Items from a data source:

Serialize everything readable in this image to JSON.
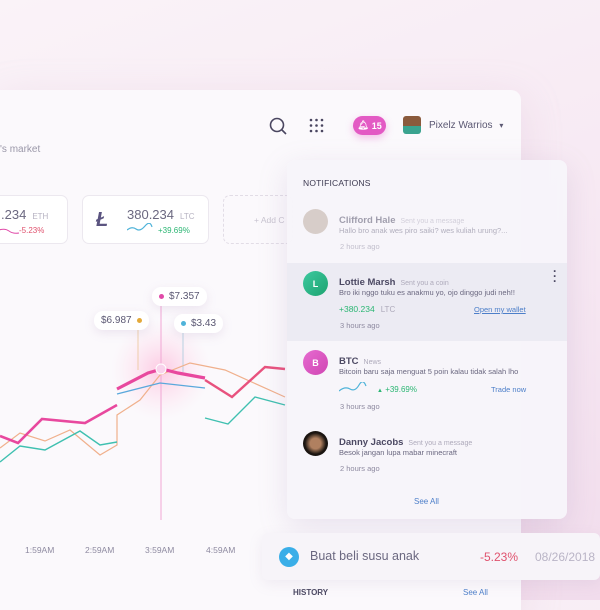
{
  "header": {
    "subtitle": "'s market",
    "notification_count": "15",
    "user_name": "Pixelz Warrios"
  },
  "coins": [
    {
      "value": ".234",
      "unit": "ETH",
      "change": "-5.23%"
    },
    {
      "value": "380.234",
      "unit": "LTC",
      "change": "+39.69%"
    },
    {
      "add_label": "+ Add C"
    }
  ],
  "chart": {
    "tooltips": [
      {
        "value": "$6.987",
        "color": "#e3a93a"
      },
      {
        "value": "$7.357",
        "color": "#e04aa8"
      },
      {
        "value": "$3.43",
        "color": "#4fb3d9"
      }
    ],
    "x_labels": [
      "1:59AM",
      "2:59AM",
      "3:59AM",
      "4:59AM"
    ]
  },
  "notifications": {
    "title": "NOTIFICATIONS",
    "items": [
      {
        "name": "Clifford Hale",
        "action": "Sent you a message",
        "message": "Hallo bro anak wes piro saiki? wes kuliah urung?...",
        "time": "2 hours ago"
      },
      {
        "name": "Lottie Marsh",
        "initial": "L",
        "action": "Sent you a coin",
        "message": "Bro iki nggo tuku es anakmu yo, ojo dinggo judi neh!!",
        "amount": "+380.234",
        "unit": "LTC",
        "link": "Open my wallet",
        "time": "3 hours ago"
      },
      {
        "name": "BTC",
        "initial": "B",
        "action": "News",
        "message": "Bitcoin baru saja menguat 5 poin kalau tidak salah lho",
        "change": "+39.69%",
        "link": "Trade now",
        "time": "3 hours ago"
      },
      {
        "name": "Danny Jacobs",
        "action": "Sent you a message",
        "message": "Besok jangan lupa mabar minecraft",
        "time": "2 hours ago"
      }
    ],
    "see_all": "See All"
  },
  "transaction": {
    "label": "Buat beli susu anak",
    "change": "-5.23%",
    "date": "08/26/2018"
  },
  "history": {
    "title": "HISTORY",
    "see_all": "See All"
  },
  "colors": {
    "pink": "#e35ac4",
    "green": "#2bb673",
    "red": "#e0526e",
    "blue": "#4d7fc9"
  }
}
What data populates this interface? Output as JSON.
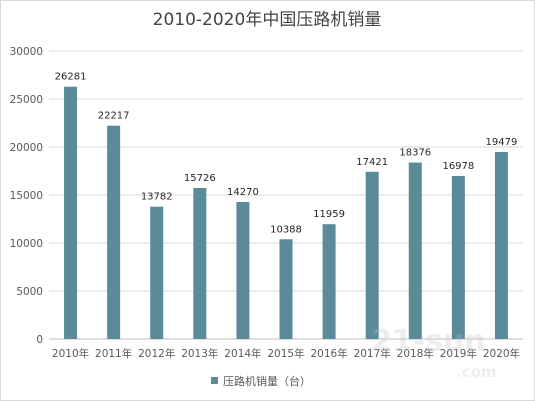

* [Exercise prompt]:
Look through the records and gather every line containing "JSON".

* [Reply]:
Serialize everything readable in this image to JSON.
What data populates this interface? Output as JSON.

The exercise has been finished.